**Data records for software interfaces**
+++++

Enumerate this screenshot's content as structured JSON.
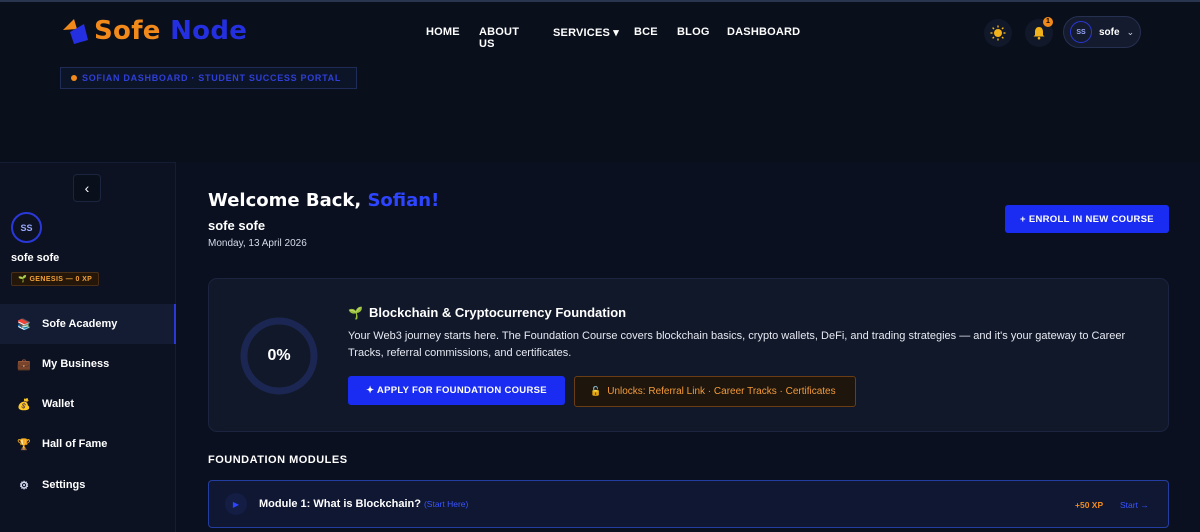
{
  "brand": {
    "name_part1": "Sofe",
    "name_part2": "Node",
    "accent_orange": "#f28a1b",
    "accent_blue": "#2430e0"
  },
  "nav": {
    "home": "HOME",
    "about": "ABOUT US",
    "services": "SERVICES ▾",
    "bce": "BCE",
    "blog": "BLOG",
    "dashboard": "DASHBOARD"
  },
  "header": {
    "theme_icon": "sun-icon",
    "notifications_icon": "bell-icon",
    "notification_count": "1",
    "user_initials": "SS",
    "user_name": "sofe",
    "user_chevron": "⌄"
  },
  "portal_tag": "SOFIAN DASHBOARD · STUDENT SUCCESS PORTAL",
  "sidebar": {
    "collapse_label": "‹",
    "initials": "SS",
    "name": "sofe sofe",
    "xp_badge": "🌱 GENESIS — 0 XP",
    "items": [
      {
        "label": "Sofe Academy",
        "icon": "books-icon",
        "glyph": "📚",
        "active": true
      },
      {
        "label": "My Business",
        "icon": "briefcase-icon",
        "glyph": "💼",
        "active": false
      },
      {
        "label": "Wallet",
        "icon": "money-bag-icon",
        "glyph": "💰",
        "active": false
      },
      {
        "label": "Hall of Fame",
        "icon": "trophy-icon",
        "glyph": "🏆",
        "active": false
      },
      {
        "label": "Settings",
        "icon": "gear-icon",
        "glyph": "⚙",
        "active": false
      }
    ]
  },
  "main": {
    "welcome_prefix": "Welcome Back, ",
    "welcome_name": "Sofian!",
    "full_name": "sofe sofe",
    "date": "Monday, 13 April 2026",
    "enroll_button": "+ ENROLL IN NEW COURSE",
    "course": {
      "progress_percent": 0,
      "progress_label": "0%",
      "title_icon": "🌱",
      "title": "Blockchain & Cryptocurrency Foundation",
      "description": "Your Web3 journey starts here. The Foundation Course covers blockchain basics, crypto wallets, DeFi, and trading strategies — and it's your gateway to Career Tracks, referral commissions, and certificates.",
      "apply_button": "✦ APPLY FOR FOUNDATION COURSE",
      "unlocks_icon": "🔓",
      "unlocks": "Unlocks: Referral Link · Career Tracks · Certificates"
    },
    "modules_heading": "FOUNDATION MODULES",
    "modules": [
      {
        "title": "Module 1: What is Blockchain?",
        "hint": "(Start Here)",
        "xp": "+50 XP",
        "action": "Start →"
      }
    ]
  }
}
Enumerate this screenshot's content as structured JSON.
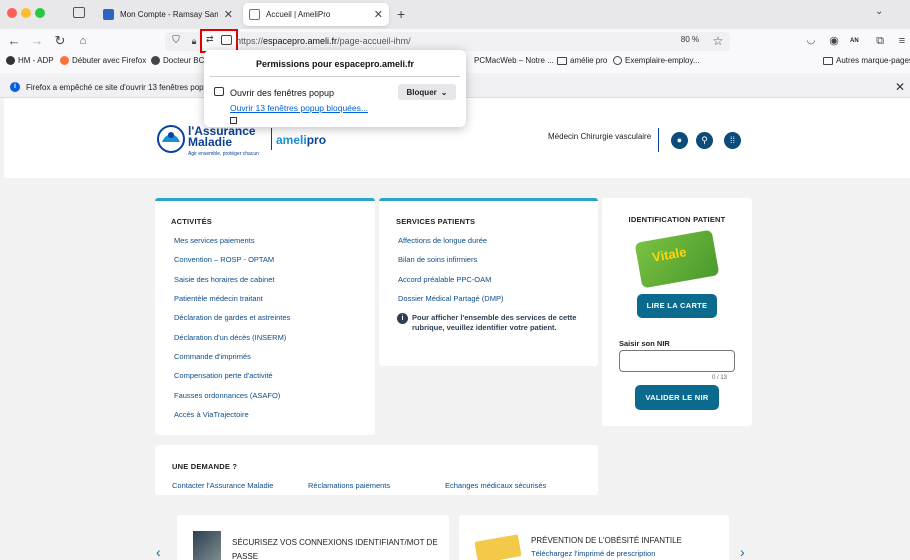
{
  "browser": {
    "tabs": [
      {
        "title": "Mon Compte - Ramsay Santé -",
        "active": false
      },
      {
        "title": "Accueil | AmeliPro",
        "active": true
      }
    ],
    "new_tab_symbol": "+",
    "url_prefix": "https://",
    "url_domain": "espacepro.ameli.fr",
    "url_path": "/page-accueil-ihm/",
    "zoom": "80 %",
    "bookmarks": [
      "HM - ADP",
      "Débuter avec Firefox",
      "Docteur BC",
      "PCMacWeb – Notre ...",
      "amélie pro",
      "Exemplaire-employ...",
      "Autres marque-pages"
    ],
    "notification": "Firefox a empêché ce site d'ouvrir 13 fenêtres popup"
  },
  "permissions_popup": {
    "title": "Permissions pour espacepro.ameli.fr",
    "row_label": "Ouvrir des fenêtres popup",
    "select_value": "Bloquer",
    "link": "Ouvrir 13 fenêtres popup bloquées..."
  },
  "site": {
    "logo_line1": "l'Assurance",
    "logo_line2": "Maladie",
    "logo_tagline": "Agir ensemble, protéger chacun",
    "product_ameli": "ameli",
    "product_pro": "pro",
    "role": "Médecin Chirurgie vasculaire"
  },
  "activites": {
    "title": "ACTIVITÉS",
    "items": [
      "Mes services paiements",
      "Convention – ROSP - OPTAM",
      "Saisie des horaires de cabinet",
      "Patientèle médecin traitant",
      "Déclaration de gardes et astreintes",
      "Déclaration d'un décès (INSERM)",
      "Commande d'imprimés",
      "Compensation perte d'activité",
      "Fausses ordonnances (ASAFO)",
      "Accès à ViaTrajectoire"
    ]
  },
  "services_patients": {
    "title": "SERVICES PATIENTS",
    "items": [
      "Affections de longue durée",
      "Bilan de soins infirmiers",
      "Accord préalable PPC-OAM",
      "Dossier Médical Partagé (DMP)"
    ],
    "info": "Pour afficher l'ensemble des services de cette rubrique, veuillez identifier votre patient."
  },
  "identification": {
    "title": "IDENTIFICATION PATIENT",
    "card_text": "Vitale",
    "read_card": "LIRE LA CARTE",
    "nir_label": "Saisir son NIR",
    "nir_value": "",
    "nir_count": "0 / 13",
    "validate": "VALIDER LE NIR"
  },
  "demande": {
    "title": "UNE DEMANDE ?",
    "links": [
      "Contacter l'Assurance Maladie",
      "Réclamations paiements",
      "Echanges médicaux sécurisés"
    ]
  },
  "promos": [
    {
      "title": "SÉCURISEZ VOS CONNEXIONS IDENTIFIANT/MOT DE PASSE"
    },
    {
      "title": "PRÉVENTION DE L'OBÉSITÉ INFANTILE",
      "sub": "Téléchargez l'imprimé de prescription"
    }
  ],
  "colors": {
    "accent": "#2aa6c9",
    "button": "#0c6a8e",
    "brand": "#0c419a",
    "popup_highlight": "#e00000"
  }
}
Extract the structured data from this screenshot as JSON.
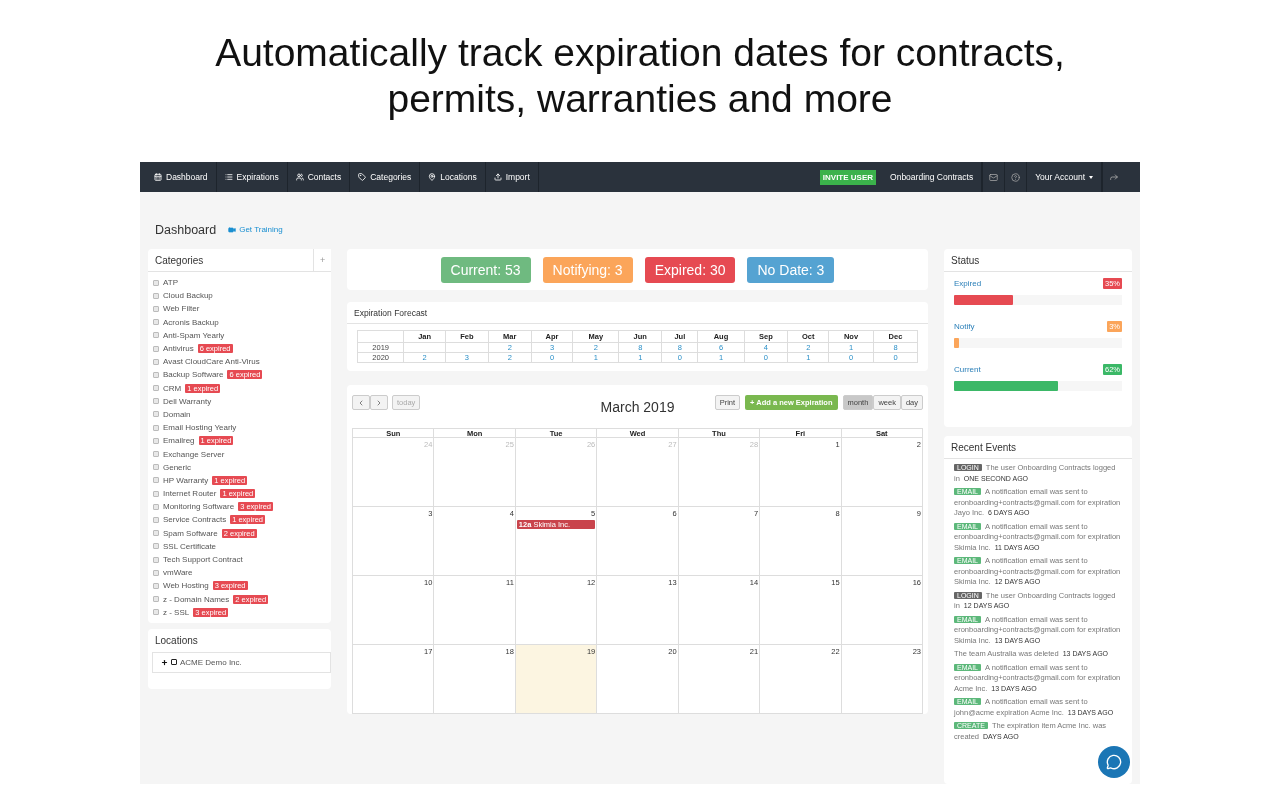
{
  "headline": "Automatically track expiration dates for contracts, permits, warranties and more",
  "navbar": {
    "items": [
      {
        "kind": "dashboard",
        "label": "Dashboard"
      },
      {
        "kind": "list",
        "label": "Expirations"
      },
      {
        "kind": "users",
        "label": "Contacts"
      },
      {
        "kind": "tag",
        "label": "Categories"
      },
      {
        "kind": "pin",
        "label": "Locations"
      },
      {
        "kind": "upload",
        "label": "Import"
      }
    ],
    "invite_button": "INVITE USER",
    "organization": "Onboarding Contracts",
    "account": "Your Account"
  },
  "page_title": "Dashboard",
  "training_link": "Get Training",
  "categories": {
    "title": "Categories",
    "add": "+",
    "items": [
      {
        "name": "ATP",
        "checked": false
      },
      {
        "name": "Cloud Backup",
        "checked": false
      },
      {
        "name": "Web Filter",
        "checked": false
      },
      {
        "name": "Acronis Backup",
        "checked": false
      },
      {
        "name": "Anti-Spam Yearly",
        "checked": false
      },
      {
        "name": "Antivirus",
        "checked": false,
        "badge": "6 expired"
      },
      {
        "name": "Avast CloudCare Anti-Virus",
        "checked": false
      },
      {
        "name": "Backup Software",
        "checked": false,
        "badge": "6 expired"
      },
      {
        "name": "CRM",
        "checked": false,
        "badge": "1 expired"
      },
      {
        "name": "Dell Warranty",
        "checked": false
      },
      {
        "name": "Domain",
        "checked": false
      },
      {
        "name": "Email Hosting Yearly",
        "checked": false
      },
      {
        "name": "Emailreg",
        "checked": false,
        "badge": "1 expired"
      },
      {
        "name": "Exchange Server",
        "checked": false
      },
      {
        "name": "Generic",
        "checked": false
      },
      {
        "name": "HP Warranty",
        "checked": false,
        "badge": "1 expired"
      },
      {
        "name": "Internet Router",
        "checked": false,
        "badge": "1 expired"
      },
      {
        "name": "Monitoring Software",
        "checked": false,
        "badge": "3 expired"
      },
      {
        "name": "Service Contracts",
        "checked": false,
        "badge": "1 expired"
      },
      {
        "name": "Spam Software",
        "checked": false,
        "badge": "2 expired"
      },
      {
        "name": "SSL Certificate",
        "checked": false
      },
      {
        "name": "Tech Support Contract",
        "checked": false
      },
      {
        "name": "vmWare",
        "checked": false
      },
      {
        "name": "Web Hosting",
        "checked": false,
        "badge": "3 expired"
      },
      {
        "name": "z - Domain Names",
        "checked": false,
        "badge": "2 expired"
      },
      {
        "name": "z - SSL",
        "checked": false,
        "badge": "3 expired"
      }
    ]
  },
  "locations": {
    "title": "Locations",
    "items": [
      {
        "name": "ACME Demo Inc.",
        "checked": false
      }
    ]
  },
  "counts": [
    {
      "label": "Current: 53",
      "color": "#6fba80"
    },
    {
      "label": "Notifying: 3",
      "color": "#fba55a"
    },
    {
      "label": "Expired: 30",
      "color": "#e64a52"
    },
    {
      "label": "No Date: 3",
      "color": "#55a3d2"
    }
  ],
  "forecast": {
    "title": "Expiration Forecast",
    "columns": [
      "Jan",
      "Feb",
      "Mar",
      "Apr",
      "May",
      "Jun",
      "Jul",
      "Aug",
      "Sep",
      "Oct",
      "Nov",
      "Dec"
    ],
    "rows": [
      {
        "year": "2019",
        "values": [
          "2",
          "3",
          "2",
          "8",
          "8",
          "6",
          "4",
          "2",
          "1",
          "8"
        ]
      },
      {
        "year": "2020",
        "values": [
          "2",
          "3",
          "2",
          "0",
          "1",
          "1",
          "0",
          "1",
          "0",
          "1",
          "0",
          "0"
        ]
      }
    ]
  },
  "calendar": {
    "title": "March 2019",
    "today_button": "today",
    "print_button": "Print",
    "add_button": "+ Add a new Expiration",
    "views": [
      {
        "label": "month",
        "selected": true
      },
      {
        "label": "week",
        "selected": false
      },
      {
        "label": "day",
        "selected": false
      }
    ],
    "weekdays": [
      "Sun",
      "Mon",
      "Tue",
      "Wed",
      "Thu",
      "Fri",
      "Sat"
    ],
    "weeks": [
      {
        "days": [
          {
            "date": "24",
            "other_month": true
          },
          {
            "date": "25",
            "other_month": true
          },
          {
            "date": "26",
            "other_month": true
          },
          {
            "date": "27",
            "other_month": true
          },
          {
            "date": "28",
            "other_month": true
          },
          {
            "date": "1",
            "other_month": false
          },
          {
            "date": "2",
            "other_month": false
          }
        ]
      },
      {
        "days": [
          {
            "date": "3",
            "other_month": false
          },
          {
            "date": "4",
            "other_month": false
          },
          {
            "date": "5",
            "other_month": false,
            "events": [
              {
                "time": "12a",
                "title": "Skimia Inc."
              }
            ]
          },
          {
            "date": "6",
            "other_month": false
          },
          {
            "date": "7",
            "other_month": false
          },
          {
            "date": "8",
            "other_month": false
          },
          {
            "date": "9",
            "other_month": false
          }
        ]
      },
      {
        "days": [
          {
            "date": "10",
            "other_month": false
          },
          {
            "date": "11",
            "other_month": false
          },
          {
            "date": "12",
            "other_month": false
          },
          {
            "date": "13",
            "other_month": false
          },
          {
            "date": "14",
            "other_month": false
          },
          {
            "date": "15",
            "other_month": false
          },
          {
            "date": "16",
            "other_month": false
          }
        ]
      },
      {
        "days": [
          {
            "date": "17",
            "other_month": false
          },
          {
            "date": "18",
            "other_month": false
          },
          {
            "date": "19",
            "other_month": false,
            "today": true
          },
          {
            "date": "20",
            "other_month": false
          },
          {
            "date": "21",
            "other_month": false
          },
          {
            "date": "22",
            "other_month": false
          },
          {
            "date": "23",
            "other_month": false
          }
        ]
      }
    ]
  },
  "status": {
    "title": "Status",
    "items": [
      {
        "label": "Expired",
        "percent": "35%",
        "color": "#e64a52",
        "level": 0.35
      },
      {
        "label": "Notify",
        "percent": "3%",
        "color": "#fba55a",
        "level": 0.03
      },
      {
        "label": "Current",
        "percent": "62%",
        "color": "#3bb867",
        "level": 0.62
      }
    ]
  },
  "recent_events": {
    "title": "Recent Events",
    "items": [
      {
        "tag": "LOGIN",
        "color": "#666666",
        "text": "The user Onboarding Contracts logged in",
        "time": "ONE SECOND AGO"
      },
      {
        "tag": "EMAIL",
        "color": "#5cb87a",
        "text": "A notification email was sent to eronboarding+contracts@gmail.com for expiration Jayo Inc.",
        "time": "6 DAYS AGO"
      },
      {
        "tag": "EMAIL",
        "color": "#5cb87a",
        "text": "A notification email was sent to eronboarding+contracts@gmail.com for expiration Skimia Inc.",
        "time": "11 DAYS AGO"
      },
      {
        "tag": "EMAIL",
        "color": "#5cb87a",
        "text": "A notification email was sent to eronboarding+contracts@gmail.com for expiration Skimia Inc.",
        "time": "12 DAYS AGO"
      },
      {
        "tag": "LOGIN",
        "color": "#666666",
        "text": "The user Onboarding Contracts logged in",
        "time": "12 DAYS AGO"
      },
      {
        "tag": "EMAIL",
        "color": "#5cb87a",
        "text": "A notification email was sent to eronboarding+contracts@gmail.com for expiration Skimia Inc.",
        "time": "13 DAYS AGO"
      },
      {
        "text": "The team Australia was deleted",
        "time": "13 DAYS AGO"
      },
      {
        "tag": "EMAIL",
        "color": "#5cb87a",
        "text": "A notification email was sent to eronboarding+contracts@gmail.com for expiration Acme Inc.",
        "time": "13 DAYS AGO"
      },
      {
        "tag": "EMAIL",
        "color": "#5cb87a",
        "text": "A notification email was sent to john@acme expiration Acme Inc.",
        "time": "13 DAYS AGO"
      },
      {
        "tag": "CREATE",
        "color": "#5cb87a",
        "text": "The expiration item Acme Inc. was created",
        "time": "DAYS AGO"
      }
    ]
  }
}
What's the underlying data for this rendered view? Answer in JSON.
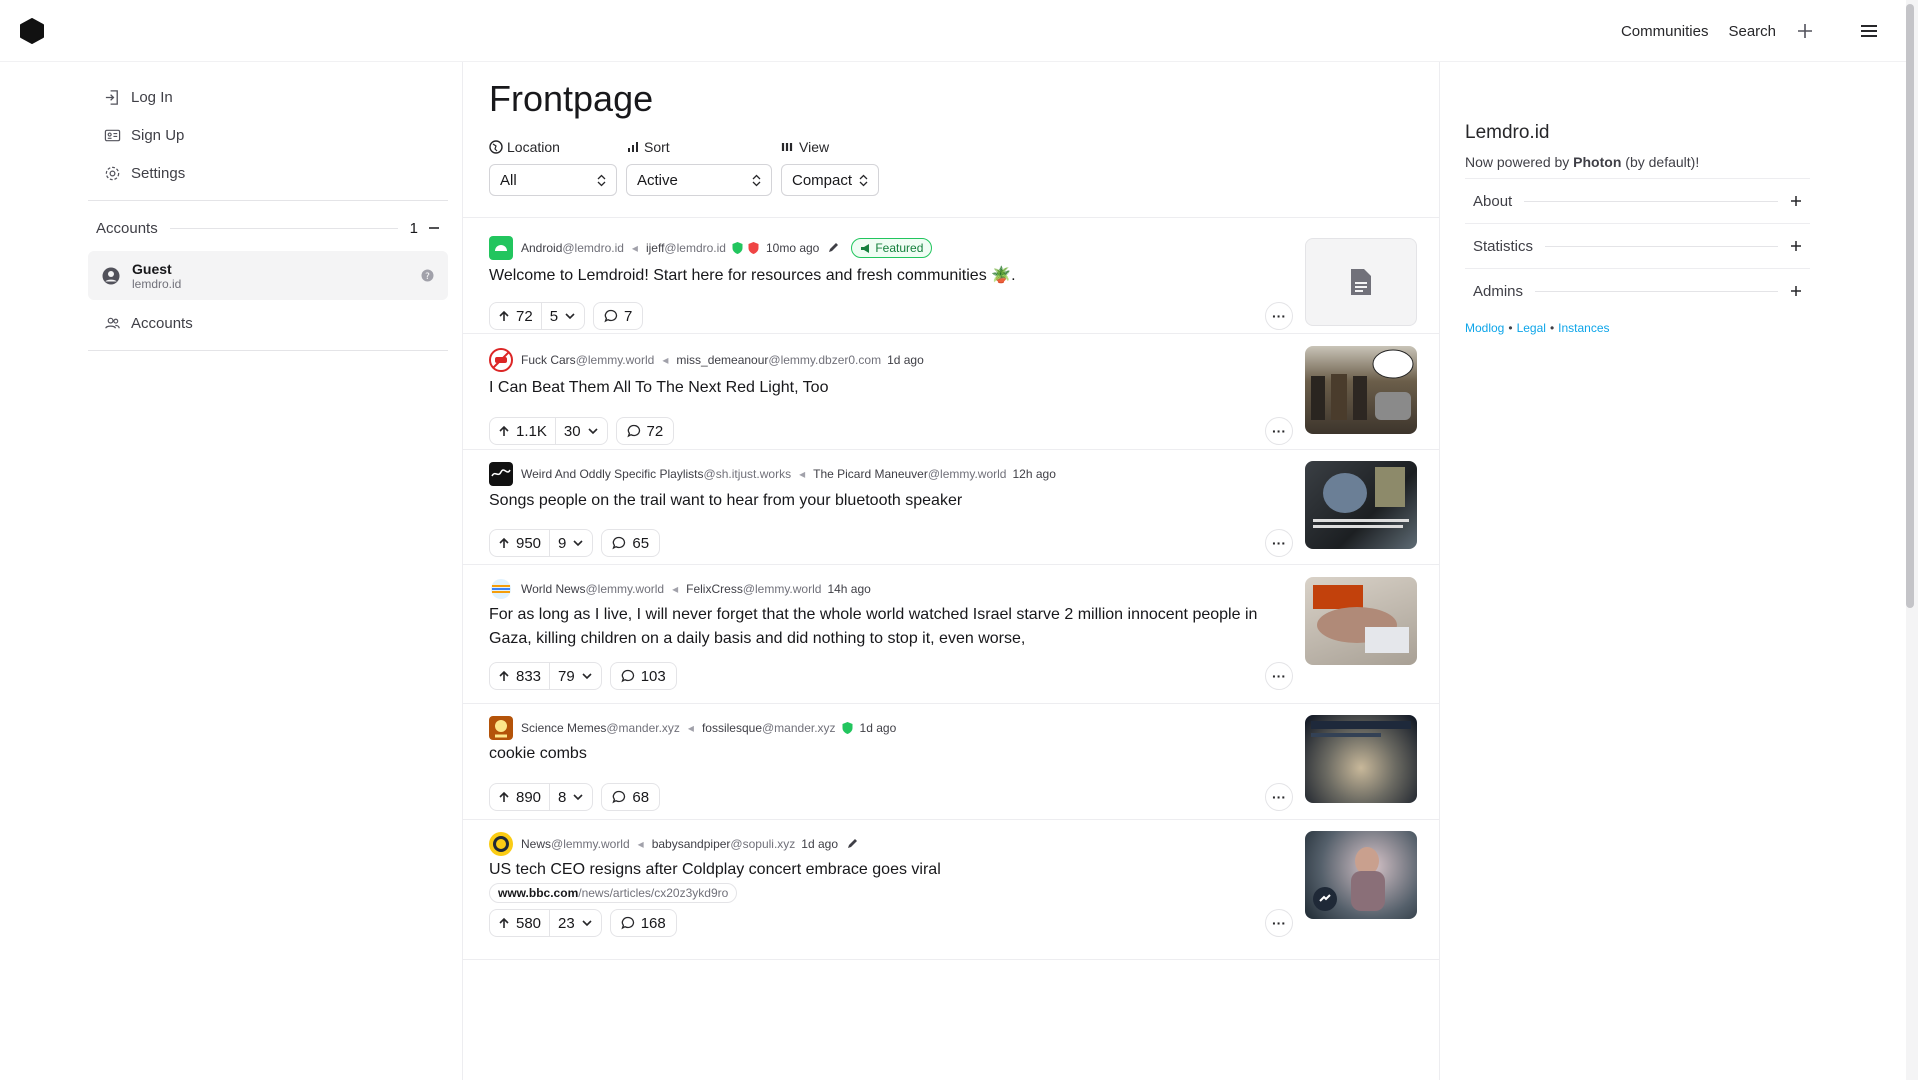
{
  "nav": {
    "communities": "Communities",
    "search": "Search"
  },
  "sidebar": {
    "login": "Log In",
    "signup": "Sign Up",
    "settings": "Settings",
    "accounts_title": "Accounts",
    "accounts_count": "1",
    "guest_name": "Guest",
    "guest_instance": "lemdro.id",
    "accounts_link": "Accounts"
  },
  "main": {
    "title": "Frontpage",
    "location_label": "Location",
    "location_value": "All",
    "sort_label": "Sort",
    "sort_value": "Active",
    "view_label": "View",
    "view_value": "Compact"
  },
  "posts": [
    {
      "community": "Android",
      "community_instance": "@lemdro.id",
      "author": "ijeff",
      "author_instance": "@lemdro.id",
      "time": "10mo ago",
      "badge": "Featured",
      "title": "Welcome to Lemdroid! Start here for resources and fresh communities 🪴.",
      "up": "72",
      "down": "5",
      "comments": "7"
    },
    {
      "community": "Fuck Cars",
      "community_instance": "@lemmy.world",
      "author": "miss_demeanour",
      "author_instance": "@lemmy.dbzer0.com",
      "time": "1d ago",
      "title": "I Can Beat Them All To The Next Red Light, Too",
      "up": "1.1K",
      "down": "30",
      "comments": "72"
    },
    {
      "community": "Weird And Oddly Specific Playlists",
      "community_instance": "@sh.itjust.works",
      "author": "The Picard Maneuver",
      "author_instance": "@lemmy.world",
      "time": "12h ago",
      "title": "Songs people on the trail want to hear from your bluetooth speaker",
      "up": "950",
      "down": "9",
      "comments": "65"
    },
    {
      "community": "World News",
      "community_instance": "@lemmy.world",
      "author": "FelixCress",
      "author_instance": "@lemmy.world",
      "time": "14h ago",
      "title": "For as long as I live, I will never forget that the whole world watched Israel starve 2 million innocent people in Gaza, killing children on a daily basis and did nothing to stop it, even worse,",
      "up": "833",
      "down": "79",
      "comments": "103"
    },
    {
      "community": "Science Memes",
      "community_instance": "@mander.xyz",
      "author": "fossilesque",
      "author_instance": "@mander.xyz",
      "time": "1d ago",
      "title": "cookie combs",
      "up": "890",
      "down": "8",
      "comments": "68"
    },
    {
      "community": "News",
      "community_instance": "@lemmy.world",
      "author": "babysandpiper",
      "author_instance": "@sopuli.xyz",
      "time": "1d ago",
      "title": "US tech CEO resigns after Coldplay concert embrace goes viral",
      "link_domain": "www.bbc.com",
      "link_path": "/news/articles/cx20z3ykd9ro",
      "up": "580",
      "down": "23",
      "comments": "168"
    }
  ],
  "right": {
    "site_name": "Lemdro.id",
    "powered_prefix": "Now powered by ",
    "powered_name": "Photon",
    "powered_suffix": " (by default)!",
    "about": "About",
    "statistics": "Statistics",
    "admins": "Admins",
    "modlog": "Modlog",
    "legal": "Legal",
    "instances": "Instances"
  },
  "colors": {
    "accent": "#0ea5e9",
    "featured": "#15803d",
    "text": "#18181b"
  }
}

+++++

**ASSIGNED TASK**
Pick every line of the data that includes the string "from".

**EXERCISE SOLUTION**
Extract the structured data from this screenshot as JSON.
      "title": "Songs people on the trail want to hear from your bluetooth speaker",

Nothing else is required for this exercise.